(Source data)
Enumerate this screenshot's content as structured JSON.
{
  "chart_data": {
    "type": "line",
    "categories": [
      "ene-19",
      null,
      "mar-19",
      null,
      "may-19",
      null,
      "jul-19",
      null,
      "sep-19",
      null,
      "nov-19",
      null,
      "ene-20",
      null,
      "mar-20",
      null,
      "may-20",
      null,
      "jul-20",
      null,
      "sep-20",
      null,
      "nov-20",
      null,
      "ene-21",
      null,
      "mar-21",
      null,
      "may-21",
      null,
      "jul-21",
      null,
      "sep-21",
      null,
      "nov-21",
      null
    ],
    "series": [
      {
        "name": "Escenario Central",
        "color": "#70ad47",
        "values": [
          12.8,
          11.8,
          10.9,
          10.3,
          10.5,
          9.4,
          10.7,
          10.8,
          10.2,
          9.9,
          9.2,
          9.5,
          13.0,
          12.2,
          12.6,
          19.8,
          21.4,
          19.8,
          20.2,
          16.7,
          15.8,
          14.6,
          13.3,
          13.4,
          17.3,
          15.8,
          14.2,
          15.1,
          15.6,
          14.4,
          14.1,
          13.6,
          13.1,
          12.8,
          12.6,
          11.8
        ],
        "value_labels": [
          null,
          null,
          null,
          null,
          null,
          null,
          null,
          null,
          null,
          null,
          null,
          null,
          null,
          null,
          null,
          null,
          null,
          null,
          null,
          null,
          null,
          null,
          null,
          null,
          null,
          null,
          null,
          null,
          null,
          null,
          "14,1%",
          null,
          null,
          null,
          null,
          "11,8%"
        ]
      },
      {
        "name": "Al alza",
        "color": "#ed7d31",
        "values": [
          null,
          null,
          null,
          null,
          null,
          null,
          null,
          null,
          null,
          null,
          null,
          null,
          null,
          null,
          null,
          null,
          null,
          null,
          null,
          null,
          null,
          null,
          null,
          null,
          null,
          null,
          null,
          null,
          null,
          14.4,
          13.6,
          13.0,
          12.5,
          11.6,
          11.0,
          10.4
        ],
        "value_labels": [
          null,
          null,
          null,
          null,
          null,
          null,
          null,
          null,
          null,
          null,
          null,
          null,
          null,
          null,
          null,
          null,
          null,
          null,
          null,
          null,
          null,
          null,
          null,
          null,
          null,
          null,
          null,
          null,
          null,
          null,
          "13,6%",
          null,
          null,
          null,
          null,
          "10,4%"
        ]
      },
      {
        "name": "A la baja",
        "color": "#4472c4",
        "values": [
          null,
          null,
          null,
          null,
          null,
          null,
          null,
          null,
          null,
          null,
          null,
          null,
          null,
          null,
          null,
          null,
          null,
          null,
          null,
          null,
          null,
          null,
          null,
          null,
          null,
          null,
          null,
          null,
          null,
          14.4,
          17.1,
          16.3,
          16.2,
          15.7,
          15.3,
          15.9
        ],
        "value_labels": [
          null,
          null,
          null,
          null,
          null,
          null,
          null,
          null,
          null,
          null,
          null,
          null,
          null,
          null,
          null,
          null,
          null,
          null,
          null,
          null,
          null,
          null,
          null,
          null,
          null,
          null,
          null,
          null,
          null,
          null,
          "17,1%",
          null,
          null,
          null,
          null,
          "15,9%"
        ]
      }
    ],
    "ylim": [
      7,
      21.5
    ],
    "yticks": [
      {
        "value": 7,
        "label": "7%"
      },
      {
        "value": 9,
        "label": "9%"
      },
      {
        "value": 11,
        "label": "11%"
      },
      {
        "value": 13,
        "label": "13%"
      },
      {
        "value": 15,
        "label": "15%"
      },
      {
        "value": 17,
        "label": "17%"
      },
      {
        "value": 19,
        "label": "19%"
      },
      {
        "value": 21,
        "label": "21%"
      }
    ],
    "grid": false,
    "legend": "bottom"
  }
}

## [Stated task]
Scan the data above and copy every line with "color" in it.

## [Exercise answer]
        "color": "#70ad47",
        "color": "#ed7d31",
        "color": "#4472c4",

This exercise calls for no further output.